• _Source document_
*****

Here I want to point out that I did not miss the I in

glVertexAttribIPointer

for the boneIds!

That would be the construction of the mesh with the bones!

Later down the line I want to get the transformation within an animation. So now comes a lot of code, basically like the one from ogldev with a bit more return-typiness.

std::vector<glm::mat4> Model::boneTransform(const std::string &path, float timeInSeconds)
{
glm::mat4 identity;

Assimp::Importer importer;

// Sample postprocessing
const aiScene *scene = importer.ReadFile(path,
aiProcess_Triangulate | aiProcess_GenNormals | aiProcess_FlipUVs);

if(!scene || scene->mFlags == AI_SCENE_FLAGS_INCOMPLETE || !scene->mRootNode)
throw new std::runtime_error("Problem loading model: " + path);

aiAnimation *anim = scene->mAnimations[0];

std::vector<glm::mat4> transforms;
if(anim == nullptr) return transforms;

float ticksPerSecond = (float) scene->mAnimations[0]->mTicksPerSecond != 0 ? scene->mAnimations[0]->mTicksPerSecond : 25.0f;
float timeInTicks = timeInSeconds * ticksPerSecond;
float animationTime = fmod(timeInTicks, (float)scene->mAnimations[0]->mDuration);

readNodeHierarchy(animationTime, scene, scene->mRootNode, identity);
transforms.resize(this->numBones);

for(uint i = 0; i < this->numBones; i++) {
transforms[i] = boneInfo[i].finalTransformation;
}

return transforms;
}
aiQuaternion Model::calculateInterpolatedRotation(float AnimationTime, const aiNodeAnim *pNodeAnim)
{
// we need at least two values to interpolate...
if (pNodeAnim->mNumRotationKeys == 1) {
aiQuaternion quat = aiQuaternion(pNodeAnim->mRotationKeys[0].mValue);
return quat;
}

aiQuaternion quat;

uint RotationIndex = FindRotation(AnimationTime, pNodeAnim);
uint NextRotationIndex = (RotationIndex + 1);
assert(NextRotationIndex < pNodeAnim->mNumRotationKeys);
float DeltaTime = (float)(pNodeAnim->mRotationKeys[NextRotationIndex].mTime - pNodeAnim->mRotationKeys[RotationIndex].mTime);
float Factor = (AnimationTime - (float)pNodeAnim->mRotationKeys[RotationIndex].mTime) / DeltaTime;
assert(Factor >= 0.0f && Factor <= 1.0f);
const aiQuaternion& StartRotationQ = pNodeAnim->mRotationKeys[RotationIndex].mValue;
const aiQuaternion& EndRotationQ = pNodeAnim->mRotationKeys[NextRotationIndex].mValue;
aiQuaternion::Interpolate(quat, StartRotationQ, EndRotationQ, Factor);

quat.Normalize();

return quat;
}

void Model::readNodeHierarchy(float animationTime, const aiScene *scene, const aiNode *node, const glm::mat4 &parentTransform)

*****

• _Data supplied_
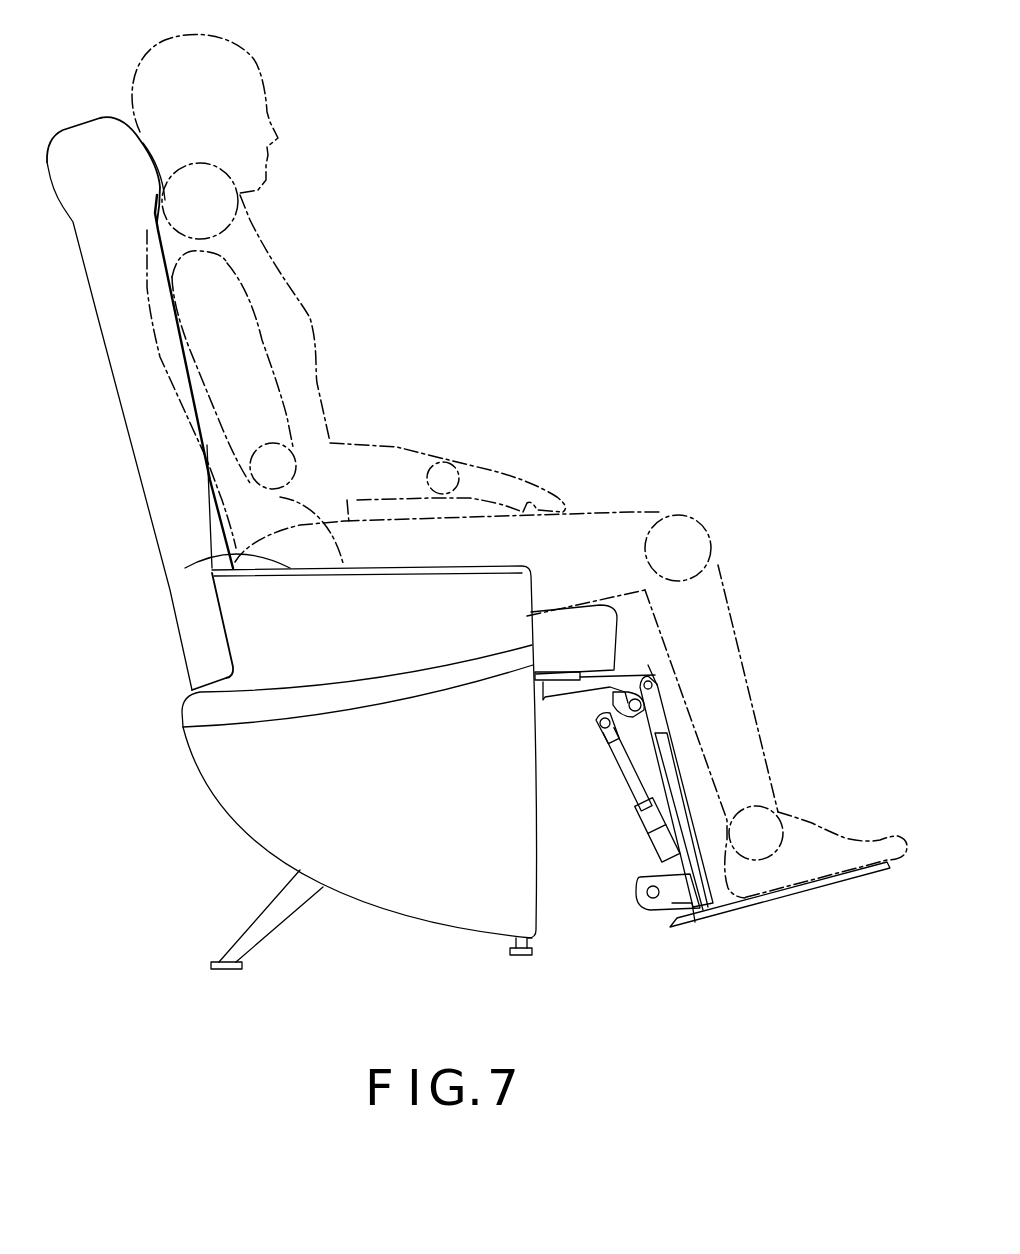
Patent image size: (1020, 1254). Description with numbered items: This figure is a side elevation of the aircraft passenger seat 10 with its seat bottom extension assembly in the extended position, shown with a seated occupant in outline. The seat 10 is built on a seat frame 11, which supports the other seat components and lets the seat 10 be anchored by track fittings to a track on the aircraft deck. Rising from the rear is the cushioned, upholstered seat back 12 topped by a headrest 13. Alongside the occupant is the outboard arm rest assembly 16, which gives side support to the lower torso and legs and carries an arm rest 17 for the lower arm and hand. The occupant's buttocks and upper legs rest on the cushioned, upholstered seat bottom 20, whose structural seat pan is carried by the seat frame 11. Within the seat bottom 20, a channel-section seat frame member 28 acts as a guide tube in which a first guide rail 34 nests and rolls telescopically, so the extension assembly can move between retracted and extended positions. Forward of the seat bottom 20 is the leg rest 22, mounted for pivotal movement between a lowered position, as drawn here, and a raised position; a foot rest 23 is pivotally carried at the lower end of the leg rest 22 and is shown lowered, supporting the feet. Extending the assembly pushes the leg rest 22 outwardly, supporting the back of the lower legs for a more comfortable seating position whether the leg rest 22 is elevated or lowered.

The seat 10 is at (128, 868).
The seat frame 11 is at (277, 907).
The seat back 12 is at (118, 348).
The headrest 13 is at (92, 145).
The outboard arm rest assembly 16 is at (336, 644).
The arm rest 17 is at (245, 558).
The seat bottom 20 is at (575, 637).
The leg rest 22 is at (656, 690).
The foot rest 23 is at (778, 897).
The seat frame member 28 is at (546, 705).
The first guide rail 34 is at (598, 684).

*****

• _Task set_
1 > List every postprocessing flag that the skeletal animation post passes to importer.ReadFile.
2 > Reproduce the stretch of the skeletal animation post from "That would be" through "bit more return-typiness.".

• _Task solutions_
1 > aiProcess_Triangulate, aiProcess_GenNormals, aiProcess_FlipUVs

2 >
That would be the construction of the mesh with the bones!

Later down the line I want to get the transformation within an animation. So now comes a lot of code, basically like the one from ogldev with a bit more return-typiness.